→ **Do this**
Below are some records; return each one exactly.

→ **Records for the exercise**

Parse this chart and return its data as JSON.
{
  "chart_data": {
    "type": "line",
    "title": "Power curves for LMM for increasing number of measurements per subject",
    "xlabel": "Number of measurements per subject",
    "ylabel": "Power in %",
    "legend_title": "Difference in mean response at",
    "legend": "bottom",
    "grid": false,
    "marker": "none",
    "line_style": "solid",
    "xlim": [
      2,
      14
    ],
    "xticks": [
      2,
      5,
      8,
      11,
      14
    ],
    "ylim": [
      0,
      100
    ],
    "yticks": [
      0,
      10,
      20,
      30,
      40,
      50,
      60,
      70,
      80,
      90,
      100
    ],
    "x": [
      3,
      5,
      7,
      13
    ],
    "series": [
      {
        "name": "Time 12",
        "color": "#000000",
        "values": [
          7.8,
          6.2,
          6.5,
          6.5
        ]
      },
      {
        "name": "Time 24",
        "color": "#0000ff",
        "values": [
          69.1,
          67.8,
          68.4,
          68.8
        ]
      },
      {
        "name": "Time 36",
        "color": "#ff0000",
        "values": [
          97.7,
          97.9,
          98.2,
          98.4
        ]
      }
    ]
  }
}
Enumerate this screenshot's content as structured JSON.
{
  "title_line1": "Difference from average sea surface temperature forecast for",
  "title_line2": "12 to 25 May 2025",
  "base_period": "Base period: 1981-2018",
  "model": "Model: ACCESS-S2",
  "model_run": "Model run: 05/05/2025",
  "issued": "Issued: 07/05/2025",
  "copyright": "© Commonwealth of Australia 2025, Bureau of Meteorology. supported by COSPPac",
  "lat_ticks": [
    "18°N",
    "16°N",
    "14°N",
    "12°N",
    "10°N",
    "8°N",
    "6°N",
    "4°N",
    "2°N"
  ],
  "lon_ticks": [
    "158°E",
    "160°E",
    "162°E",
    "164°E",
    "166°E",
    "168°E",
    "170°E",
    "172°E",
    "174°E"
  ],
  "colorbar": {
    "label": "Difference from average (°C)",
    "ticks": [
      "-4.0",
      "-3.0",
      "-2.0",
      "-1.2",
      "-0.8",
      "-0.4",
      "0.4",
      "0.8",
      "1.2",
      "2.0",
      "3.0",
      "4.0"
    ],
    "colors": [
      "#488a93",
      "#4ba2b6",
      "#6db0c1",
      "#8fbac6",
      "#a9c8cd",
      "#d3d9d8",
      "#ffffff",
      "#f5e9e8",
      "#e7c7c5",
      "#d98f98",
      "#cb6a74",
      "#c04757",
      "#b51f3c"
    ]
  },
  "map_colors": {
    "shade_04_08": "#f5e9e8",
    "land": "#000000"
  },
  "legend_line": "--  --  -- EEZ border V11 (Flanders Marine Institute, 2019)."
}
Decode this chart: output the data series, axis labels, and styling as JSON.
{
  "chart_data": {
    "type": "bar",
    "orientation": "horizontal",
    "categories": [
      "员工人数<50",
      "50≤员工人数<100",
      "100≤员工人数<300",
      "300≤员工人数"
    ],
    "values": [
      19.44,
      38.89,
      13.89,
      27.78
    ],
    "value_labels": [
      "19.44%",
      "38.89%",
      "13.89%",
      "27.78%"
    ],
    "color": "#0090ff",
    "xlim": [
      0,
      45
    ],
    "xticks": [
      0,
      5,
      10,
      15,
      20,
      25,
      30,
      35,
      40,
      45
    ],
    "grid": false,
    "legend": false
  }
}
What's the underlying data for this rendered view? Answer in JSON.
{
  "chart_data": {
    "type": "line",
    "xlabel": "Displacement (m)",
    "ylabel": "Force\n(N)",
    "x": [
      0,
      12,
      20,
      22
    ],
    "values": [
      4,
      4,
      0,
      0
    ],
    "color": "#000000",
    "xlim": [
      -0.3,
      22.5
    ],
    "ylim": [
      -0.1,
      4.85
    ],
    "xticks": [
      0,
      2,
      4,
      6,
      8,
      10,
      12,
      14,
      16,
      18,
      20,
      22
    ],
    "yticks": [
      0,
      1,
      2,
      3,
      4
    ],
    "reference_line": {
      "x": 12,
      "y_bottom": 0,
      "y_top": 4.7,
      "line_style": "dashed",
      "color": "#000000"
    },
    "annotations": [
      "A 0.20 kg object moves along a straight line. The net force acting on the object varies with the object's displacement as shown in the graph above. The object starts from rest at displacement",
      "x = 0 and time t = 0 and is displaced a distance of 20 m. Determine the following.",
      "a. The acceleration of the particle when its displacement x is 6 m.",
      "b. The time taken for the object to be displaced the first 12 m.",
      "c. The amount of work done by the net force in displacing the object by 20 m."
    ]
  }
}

→ **Answer to this exercise**
Parse this chart and return its data as JSON.
{
  "chart_data": {
    "type": "line",
    "title": "Power curves for LMM for increasing number of measurements per subject",
    "xlabel": "Number of measurements per subject",
    "ylabel": "Power in %",
    "legend_title": "Difference in mean response at",
    "legend": "bottom",
    "grid": false,
    "marker": "none",
    "line_style": "solid",
    "xlim": [
      2,
      14
    ],
    "xticks": [
      2,
      5,
      8,
      11,
      14
    ],
    "ylim": [
      0,
      100
    ],
    "yticks": [
      0,
      10,
      20,
      30,
      40,
      50,
      60,
      70,
      80,
      90,
      100
    ],
    "x": [
      3,
      5,
      7,
      13
    ],
    "series": [
      {
        "name": "Time 12",
        "color": "#000000",
        "values": [
          7.8,
          6.2,
          6.5,
          6.5
        ]
      },
      {
        "name": "Time 24",
        "color": "#0000ff",
        "values": [
          69.1,
          67.8,
          68.4,
          68.8
        ]
      },
      {
        "name": "Time 36",
        "color": "#ff0000",
        "values": [
          97.7,
          97.9,
          98.2,
          98.4
        ]
      }
    ]
  }
}
Enumerate this screenshot's content as structured JSON.
{
  "title_line1": "Difference from average sea surface temperature forecast for",
  "title_line2": "12 to 25 May 2025",
  "base_period": "Base period: 1981-2018",
  "model": "Model: ACCESS-S2",
  "model_run": "Model run: 05/05/2025",
  "issued": "Issued: 07/05/2025",
  "copyright": "© Commonwealth of Australia 2025, Bureau of Meteorology. supported by COSPPac",
  "lat_ticks": [
    "18°N",
    "16°N",
    "14°N",
    "12°N",
    "10°N",
    "8°N",
    "6°N",
    "4°N",
    "2°N"
  ],
  "lon_ticks": [
    "158°E",
    "160°E",
    "162°E",
    "164°E",
    "166°E",
    "168°E",
    "170°E",
    "172°E",
    "174°E"
  ],
  "colorbar": {
    "label": "Difference from average (°C)",
    "ticks": [
      "-4.0",
      "-3.0",
      "-2.0",
      "-1.2",
      "-0.8",
      "-0.4",
      "0.4",
      "0.8",
      "1.2",
      "2.0",
      "3.0",
      "4.0"
    ],
    "colors": [
      "#488a93",
      "#4ba2b6",
      "#6db0c1",
      "#8fbac6",
      "#a9c8cd",
      "#d3d9d8",
      "#ffffff",
      "#f5e9e8",
      "#e7c7c5",
      "#d98f98",
      "#cb6a74",
      "#c04757",
      "#b51f3c"
    ]
  },
  "map_colors": {
    "shade_04_08": "#f5e9e8",
    "land": "#000000"
  },
  "legend_line": "--  --  -- EEZ border V11 (Flanders Marine Institute, 2019)."
}
Decode this chart: output the data series, axis labels, and styling as JSON.
{
  "chart_data": {
    "type": "bar",
    "orientation": "horizontal",
    "categories": [
      "员工人数<50",
      "50≤员工人数<100",
      "100≤员工人数<300",
      "300≤员工人数"
    ],
    "values": [
      19.44,
      38.89,
      13.89,
      27.78
    ],
    "value_labels": [
      "19.44%",
      "38.89%",
      "13.89%",
      "27.78%"
    ],
    "color": "#0090ff",
    "xlim": [
      0,
      45
    ],
    "xticks": [
      0,
      5,
      10,
      15,
      20,
      25,
      30,
      35,
      40,
      45
    ],
    "grid": false,
    "legend": false
  }
}
What's the underlying data for this rendered view? Answer in JSON.
{
  "chart_data": {
    "type": "line",
    "xlabel": "Displacement (m)",
    "ylabel": "Force\n(N)",
    "x": [
      0,
      12,
      20,
      22
    ],
    "values": [
      4,
      4,
      0,
      0
    ],
    "color": "#000000",
    "xlim": [
      -0.3,
      22.5
    ],
    "ylim": [
      -0.1,
      4.85
    ],
    "xticks": [
      0,
      2,
      4,
      6,
      8,
      10,
      12,
      14,
      16,
      18,
      20,
      22
    ],
    "yticks": [
      0,
      1,
      2,
      3,
      4
    ],
    "reference_line": {
      "x": 12,
      "y_bottom": 0,
      "y_top": 4.7,
      "line_style": "dashed",
      "color": "#000000"
    },
    "annotations": [
      "A 0.20 kg object moves along a straight line. The net force acting on the object varies with the object's displacement as shown in the graph above. The object starts from rest at displacement",
      "x = 0 and time t = 0 and is displaced a distance of 20 m. Determine the following.",
      "a. The acceleration of the particle when its displacement x is 6 m.",
      "b. The time taken for the object to be displaced the first 12 m.",
      "c. The amount of work done by the net force in displacing the object by 20 m."
    ]
  }
}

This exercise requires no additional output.